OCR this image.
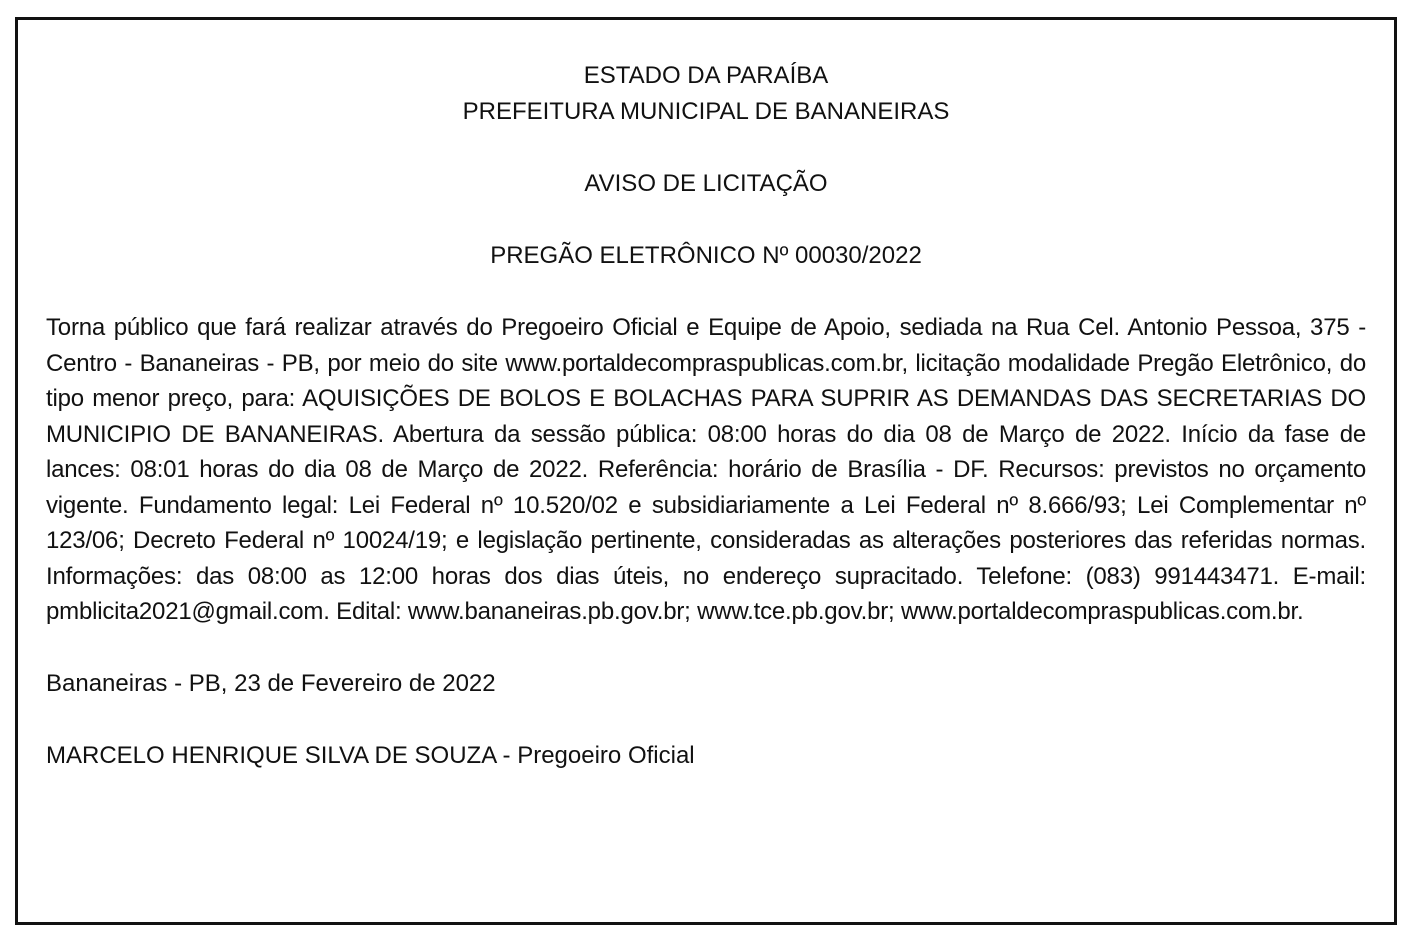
ESTADO DA PARAÍBA

PREFEITURA MUNICIPAL DE BANANEIRAS

AVISO DE LICITAÇÃO

PREGÃO ELETRÔNICO Nº 00030/2022

Torna público que fará realizar através do Pregoeiro Oficial e Equipe de Apoio, sediada na Rua Cel. Antonio Pessoa, 375 - Centro - Bananeiras - PB, por meio do site www.portaldecompraspublicas.com.br, licitação modalidade Pregão Eletrônico, do tipo menor preço, para: AQUISIÇÕES DE BOLOS E BOLACHAS PARA SUPRIR AS DEMANDAS DAS SECRETARIAS DO MUNICIPIO DE BANANEIRAS. Abertura da sessão pública: 08:00 horas do dia 08 de Março de 2022. Início da fase de lances: 08:01 horas do dia 08 de Março de 2022. Referência: horário de Brasília - DF. Recursos: previstos no orçamento vigente. Fundamento legal: Lei Federal nº 10.520/02 e subsidiariamente a Lei Federal nº 8.666/93; Lei Complementar nº 123/06; Decreto Federal nº 10024/19; e legislação pertinente, consideradas as alterações posteriores das referidas normas. Informações: das 08:00 as 12:00 horas dos dias úteis, no endereço supracitado. Telefone: (083) 991443471. E-mail: pmblicita2021@gmail.com. Edital: www.bananeiras.pb.gov.br; www.tce.pb.gov.br; www.portaldecompraspublicas.com.br.

Bananeiras - PB, 23 de Fevereiro de 2022

MARCELO HENRIQUE SILVA DE SOUZA - Pregoeiro Oficial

---------------

> [Objective] Your copy should match the entries exactly, minus the pictures.

> [Problem solution]
OCR this image.
ESTADO DA PARAÍBA

PREFEITURA MUNICIPAL DE BANANEIRAS

AVISO DE LICITAÇÃO

PREGÃO ELETRÔNICO Nº 00030/2022

Torna público que fará realizar através do Pregoeiro Oficial e Equipe de Apoio, sediada na Rua Cel. Antonio Pessoa, 375 - Centro - Bananeiras - PB, por meio do site www.portaldecompraspublicas.com.br, licitação modalidade Pregão Eletrônico, do tipo menor preço, para: AQUISIÇÕES DE BOLOS E BOLACHAS PARA SUPRIR AS DEMANDAS DAS SECRETARIAS DO MUNICIPIO DE BANANEIRAS. Abertura da sessão pública: 08:00 horas do dia 08 de Março de 2022. Início da fase de lances: 08:01 horas do dia 08 de Março de 2022. Referência: horário de Brasília - DF. Recursos: previstos no orçamento vigente. Fundamento legal: Lei Federal nº 10.520/02 e subsidiariamente a Lei Federal nº 8.666/93; Lei Complementar nº 123/06; Decreto Federal nº 10024/19; e legislação pertinente, consideradas as alterações posteriores das referidas normas. Informações: das 08:00 as 12:00 horas dos dias úteis, no endereço supracitado. Telefone: (083) 991443471. E-mail: pmblicita2021@gmail.com. Edital: www.bananeiras.pb.gov.br; www.tce.pb.gov.br; www.portaldecompraspublicas.com.br.

Bananeiras - PB, 23 de Fevereiro de 2022

MARCELO HENRIQUE SILVA DE SOUZA - Pregoeiro Oficial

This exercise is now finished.